(Stored entries)
+ + +

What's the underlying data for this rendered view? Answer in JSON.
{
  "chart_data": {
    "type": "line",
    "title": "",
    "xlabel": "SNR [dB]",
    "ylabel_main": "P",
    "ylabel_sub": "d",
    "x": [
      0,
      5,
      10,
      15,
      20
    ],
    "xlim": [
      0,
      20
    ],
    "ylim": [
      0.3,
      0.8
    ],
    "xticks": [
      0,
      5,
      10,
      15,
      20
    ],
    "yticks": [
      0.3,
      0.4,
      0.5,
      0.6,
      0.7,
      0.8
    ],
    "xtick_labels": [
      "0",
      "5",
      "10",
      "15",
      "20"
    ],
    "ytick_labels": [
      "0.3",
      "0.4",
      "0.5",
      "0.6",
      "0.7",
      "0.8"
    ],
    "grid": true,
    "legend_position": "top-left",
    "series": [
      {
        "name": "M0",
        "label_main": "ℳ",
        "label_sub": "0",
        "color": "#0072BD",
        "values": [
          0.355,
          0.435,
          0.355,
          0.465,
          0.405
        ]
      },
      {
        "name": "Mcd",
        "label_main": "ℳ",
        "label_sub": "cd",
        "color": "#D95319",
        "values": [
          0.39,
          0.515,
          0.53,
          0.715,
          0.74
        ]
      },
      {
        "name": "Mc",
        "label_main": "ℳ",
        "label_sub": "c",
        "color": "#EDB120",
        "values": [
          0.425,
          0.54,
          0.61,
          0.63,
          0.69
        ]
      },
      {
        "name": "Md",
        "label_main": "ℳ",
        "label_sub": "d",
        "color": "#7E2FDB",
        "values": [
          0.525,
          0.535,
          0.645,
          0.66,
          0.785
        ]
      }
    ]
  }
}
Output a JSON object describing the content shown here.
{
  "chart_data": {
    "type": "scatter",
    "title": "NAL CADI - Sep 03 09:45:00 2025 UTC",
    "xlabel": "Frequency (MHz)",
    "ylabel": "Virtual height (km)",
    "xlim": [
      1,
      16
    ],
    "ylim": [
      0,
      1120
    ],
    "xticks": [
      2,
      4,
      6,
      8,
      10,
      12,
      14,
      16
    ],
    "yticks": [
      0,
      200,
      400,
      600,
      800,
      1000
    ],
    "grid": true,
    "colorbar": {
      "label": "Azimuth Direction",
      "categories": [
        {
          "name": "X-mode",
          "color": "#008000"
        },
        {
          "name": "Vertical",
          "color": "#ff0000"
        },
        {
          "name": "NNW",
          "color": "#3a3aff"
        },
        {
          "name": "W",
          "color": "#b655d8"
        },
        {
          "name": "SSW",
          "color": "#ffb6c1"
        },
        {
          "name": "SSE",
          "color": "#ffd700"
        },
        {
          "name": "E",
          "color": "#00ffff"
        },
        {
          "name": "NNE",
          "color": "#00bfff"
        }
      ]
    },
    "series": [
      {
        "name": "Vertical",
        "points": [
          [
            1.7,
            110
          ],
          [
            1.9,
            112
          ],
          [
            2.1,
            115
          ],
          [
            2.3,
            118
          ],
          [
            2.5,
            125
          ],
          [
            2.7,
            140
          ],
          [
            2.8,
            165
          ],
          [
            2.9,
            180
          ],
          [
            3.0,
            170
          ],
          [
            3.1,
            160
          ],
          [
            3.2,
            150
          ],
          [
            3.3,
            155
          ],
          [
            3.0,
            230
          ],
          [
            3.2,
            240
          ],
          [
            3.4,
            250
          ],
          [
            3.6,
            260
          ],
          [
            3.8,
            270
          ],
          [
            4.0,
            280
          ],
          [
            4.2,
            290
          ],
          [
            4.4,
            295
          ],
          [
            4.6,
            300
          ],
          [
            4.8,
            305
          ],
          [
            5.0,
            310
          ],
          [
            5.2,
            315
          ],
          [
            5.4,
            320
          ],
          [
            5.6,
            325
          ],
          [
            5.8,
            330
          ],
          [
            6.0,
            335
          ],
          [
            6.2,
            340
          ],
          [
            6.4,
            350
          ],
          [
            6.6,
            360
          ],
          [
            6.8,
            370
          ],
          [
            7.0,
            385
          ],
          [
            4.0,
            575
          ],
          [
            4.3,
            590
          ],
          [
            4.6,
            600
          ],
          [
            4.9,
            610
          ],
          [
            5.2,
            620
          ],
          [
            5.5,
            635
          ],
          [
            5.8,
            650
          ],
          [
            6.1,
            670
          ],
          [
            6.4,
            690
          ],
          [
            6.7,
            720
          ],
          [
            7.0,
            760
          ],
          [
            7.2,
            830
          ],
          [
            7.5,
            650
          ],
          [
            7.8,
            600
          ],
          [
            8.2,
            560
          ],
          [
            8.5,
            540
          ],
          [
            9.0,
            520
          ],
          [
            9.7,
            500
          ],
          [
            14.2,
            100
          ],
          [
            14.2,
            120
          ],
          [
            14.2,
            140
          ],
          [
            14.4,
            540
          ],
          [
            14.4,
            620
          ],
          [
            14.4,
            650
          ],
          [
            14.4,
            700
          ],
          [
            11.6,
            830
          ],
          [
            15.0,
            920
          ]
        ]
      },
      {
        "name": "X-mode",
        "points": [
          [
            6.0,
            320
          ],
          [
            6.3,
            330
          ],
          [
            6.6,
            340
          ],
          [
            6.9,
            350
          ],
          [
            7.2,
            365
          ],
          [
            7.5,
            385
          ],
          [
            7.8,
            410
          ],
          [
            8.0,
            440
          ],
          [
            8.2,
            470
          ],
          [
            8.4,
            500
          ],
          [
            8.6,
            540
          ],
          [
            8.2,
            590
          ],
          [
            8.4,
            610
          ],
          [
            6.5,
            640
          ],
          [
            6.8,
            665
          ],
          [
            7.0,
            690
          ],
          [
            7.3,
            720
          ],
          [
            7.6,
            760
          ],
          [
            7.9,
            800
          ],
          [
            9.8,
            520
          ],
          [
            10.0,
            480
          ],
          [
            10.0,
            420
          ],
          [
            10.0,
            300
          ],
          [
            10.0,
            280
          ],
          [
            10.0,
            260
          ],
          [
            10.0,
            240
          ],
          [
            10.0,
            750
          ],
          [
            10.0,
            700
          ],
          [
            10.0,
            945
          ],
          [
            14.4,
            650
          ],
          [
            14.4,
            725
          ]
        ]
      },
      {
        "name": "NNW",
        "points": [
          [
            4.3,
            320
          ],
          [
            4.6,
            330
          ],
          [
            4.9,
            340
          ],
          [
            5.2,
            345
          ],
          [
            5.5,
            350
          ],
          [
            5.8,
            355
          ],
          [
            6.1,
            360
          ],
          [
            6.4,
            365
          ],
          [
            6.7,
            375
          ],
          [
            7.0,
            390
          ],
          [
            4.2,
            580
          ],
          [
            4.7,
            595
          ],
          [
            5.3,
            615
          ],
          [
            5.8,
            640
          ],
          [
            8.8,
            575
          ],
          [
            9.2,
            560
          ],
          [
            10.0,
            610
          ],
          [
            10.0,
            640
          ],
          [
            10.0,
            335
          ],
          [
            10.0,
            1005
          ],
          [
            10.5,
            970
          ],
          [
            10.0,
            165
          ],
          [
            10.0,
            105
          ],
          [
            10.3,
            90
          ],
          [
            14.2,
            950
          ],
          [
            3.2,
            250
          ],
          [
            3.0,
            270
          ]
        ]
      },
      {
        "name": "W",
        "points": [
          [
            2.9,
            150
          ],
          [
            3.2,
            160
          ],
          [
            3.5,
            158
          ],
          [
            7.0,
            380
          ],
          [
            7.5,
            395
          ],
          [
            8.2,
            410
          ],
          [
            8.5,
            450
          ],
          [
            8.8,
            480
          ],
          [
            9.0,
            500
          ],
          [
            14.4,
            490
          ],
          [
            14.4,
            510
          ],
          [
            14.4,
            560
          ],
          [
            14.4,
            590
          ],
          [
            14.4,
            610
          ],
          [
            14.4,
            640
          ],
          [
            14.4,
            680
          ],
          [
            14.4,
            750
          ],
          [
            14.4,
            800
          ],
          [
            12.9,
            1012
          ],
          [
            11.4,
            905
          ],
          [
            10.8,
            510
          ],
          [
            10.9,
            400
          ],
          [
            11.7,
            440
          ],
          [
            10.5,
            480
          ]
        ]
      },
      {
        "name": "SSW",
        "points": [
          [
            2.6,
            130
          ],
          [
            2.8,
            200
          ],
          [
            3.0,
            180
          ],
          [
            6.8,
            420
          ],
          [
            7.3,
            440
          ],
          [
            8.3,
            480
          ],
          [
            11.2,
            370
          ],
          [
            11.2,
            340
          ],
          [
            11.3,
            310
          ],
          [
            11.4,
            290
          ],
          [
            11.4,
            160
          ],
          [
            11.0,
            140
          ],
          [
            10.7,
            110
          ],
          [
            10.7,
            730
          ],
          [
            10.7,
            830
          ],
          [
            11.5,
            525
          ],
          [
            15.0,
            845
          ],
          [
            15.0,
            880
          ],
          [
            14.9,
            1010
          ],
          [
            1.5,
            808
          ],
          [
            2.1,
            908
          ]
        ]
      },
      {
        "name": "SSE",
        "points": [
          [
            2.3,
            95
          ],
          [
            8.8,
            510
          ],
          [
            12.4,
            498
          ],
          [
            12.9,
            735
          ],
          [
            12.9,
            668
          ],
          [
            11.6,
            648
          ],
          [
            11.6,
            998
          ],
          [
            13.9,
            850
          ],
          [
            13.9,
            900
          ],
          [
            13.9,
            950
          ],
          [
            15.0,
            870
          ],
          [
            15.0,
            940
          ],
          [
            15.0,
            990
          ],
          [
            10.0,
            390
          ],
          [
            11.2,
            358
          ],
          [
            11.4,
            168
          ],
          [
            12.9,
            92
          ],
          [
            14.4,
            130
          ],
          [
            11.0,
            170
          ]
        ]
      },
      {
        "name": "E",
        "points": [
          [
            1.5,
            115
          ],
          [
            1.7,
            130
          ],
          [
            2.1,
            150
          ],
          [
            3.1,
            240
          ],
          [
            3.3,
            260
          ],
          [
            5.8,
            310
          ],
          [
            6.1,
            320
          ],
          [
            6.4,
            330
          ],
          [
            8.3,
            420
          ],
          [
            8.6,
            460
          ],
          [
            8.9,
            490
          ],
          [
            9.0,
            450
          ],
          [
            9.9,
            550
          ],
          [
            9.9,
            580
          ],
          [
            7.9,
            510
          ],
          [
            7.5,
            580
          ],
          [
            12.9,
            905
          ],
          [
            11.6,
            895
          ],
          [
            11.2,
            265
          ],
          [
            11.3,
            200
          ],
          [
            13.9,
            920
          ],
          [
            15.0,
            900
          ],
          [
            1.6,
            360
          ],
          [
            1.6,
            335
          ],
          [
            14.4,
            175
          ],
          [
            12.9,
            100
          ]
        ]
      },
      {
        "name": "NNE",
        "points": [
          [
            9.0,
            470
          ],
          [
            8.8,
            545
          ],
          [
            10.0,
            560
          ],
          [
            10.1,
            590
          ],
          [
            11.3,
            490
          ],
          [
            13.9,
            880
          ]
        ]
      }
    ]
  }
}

+ + +

__WHAT THE TASK ASKS__
Check each line of the data above for the word "title", then state how many lines have it. Give the number alone.

__ANSWER__
2